◆ **Written problem**:
Every line below that mentions the word "gentilhomme" should be copied out.

◆ **Raw records**:
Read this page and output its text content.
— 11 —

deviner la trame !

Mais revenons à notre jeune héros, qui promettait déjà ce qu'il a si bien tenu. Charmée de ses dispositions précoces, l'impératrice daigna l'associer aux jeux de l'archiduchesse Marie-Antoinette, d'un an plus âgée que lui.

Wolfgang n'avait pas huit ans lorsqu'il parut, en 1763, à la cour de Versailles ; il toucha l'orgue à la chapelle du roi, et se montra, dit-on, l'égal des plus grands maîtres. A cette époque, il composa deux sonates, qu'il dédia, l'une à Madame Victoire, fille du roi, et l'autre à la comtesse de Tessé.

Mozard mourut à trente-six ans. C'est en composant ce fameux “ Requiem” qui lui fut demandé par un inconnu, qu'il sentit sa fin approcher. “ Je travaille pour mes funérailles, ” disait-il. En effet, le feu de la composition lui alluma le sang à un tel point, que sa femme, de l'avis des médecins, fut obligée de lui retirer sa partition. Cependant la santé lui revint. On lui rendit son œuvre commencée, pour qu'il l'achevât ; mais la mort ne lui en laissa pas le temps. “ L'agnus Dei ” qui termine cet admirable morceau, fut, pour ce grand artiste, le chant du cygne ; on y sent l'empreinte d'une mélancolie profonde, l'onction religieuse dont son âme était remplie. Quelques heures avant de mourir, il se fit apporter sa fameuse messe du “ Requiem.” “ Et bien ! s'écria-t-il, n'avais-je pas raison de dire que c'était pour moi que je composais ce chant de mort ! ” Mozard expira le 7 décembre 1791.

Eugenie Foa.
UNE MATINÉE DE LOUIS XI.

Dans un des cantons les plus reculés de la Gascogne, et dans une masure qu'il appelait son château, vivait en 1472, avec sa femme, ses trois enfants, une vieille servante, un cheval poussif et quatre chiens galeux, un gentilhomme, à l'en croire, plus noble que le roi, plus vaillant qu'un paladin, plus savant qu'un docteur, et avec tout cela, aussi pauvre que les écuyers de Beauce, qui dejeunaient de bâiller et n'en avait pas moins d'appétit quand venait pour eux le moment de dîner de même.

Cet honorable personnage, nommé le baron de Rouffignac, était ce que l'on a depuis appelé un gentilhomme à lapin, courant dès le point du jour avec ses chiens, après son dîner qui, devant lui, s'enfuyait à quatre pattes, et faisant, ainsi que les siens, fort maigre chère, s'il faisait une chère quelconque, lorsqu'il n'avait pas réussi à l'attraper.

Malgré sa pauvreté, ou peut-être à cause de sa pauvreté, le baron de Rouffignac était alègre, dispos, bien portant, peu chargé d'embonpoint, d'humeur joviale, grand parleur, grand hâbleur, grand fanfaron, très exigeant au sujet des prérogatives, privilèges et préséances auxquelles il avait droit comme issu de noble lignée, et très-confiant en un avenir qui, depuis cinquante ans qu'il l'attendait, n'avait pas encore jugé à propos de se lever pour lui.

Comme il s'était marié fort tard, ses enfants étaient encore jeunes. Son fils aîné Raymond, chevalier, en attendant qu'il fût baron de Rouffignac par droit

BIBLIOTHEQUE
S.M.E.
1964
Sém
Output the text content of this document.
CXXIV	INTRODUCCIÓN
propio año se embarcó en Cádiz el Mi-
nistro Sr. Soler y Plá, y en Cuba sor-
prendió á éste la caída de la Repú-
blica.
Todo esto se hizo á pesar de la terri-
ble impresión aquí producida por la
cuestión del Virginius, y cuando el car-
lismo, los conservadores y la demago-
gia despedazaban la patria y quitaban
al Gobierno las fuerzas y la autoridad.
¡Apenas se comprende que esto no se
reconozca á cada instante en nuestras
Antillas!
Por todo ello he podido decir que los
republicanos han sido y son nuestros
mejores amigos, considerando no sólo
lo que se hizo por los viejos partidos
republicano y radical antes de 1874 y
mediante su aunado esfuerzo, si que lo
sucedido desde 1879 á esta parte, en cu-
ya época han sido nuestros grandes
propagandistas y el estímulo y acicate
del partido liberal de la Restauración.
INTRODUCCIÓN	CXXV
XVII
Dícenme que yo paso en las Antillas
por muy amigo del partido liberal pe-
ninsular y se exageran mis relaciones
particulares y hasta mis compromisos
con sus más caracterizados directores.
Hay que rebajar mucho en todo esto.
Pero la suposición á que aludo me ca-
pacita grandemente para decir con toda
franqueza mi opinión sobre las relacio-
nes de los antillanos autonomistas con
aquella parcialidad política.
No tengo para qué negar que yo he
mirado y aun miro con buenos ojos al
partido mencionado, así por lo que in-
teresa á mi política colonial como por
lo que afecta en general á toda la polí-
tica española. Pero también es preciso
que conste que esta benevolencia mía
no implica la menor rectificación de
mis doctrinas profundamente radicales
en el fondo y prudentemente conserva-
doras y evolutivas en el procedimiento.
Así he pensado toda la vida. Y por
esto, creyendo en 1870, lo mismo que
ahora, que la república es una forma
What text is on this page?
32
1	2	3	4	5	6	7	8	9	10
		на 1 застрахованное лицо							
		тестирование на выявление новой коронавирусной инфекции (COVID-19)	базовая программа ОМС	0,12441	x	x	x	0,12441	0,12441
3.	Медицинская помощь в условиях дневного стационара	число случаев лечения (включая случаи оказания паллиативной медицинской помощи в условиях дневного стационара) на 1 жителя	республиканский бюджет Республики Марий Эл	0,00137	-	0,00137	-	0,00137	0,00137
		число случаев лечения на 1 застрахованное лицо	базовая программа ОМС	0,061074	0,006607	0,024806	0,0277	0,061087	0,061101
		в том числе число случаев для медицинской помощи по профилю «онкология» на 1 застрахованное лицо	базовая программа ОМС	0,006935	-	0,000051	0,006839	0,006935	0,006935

◆ **Complete answer**:
Dans un des cantons les plus reculés de la Gascogne, et dans une masure qu'il appelait son château, vivait en 1472, avec sa femme, ses trois enfants, une vieille servante, un cheval poussif et quatre chiens galeux, un gentilhomme, à l'en croire, plus noble que le roi, plus vaillant qu'un paladin, plus savant qu'un docteur, et avec tout cela, aussi pauvre que les écuyers de Beauce, qui dejeunaient de bâiller et n'en avait pas moins d'appétit quand venait pour eux le moment de dîner de même.
Cet honorable personnage, nommé le baron de Rouffignac, était ce que l'on a depuis appelé un gentilhomme à lapin, courant dès le point du jour avec ses chiens, après son dîner qui, devant lui, s'enfuyait à quatre pattes, et faisant, ainsi que les siens, fort maigre chère, s'il faisait une chère quelconque, lorsqu'il n'avait pas réussi à l'attraper.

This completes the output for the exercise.